A faithful transcription of all the data is required.
— BEGIN EXCERPTED DATA —
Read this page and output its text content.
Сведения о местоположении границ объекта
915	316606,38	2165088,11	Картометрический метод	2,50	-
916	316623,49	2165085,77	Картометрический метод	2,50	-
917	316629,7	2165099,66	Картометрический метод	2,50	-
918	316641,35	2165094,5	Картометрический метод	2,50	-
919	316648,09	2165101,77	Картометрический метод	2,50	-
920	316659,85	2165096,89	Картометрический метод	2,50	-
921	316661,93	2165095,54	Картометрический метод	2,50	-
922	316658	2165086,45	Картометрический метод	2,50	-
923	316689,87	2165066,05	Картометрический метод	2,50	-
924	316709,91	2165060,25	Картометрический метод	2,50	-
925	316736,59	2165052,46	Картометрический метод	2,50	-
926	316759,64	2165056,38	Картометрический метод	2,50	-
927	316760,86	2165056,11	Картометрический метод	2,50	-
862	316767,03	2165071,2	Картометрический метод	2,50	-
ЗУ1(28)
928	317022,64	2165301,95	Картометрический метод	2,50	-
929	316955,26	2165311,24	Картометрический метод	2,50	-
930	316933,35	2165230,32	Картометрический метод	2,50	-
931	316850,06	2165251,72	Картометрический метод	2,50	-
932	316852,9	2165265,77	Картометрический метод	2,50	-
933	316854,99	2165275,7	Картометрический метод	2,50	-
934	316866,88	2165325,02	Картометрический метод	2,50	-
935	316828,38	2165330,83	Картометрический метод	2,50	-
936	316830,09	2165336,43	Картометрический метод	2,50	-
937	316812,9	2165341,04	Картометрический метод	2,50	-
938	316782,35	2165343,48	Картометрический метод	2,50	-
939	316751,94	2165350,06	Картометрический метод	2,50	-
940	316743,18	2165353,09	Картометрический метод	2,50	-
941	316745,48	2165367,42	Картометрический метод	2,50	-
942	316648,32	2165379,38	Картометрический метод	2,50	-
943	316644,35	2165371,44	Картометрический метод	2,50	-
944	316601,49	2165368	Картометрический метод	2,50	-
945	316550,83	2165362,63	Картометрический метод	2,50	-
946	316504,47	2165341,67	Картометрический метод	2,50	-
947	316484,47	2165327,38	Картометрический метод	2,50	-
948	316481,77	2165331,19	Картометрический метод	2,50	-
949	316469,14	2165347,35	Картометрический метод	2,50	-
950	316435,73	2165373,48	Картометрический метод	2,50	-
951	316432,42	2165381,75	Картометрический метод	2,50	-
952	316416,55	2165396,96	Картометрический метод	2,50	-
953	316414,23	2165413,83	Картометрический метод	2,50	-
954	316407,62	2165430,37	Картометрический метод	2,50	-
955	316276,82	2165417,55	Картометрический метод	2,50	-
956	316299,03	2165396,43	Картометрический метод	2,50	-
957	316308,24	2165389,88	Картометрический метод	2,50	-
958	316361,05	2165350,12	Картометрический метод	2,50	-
— END EXCERPTED DATA —
EXERCISE RESPONSE
Read this page and output its text content.
Сведения о местоположении границ объекта
915	316606,38	2165088,11	Картометрический метод	2,50	-
916	316623,49	2165085,77	Картометрический метод	2,50	-
917	316629,7	2165099,66	Картометрический метод	2,50	-
918	316641,35	2165094,5	Картометрический метод	2,50	-
919	316648,09	2165101,77	Картометрический метод	2,50	-
920	316659,85	2165096,89	Картометрический метод	2,50	-
921	316661,93	2165095,54	Картометрический метод	2,50	-
922	316658	2165086,45	Картометрический метод	2,50	-
923	316689,87	2165066,05	Картометрический метод	2,50	-
924	316709,91	2165060,25	Картометрический метод	2,50	-
925	316736,59	2165052,46	Картометрический метод	2,50	-
926	316759,64	2165056,38	Картометрический метод	2,50	-
927	316760,86	2165056,11	Картометрический метод	2,50	-
862	316767,03	2165071,2	Картометрический метод	2,50	-
ЗУ1(28)
928	317022,64	2165301,95	Картометрический метод	2,50	-
929	316955,26	2165311,24	Картометрический метод	2,50	-
930	316933,35	2165230,32	Картометрический метод	2,50	-
931	316850,06	2165251,72	Картометрический метод	2,50	-
932	316852,9	2165265,77	Картометрический метод	2,50	-
933	316854,99	2165275,7	Картометрический метод	2,50	-
934	316866,88	2165325,02	Картометрический метод	2,50	-
935	316828,38	2165330,83	Картометрический метод	2,50	-
936	316830,09	2165336,43	Картометрический метод	2,50	-
937	316812,9	2165341,04	Картометрический метод	2,50	-
938	316782,35	2165343,48	Картометрический метод	2,50	-
939	316751,94	2165350,06	Картометрический метод	2,50	-
940	316743,18	2165353,09	Картометрический метод	2,50	-
941	316745,48	2165367,42	Картометрический метод	2,50	-
942	316648,32	2165379,38	Картометрический метод	2,50	-
943	316644,35	2165371,44	Картометрический метод	2,50	-
944	316601,49	2165368	Картометрический метод	2,50	-
945	316550,83	2165362,63	Картометрический метод	2,50	-
946	316504,47	2165341,67	Картометрический метод	2,50	-
947	316484,47	2165327,38	Картометрический метод	2,50	-
948	316481,77	2165331,19	Картометрический метод	2,50	-
949	316469,14	2165347,35	Картометрический метод	2,50	-
950	316435,73	2165373,48	Картометрический метод	2,50	-
951	316432,42	2165381,75	Картометрический метод	2,50	-
952	316416,55	2165396,96	Картометрический метод	2,50	-
953	316414,23	2165413,83	Картометрический метод	2,50	-
954	316407,62	2165430,37	Картометрический метод	2,50	-
955	316276,82	2165417,55	Картометрический метод	2,50	-
956	316299,03	2165396,43	Картометрический метод	2,50	-
957	316308,24	2165389,88	Картометрический метод	2,50	-
958	316361,05	2165350,12	Картометрический метод	2,50	-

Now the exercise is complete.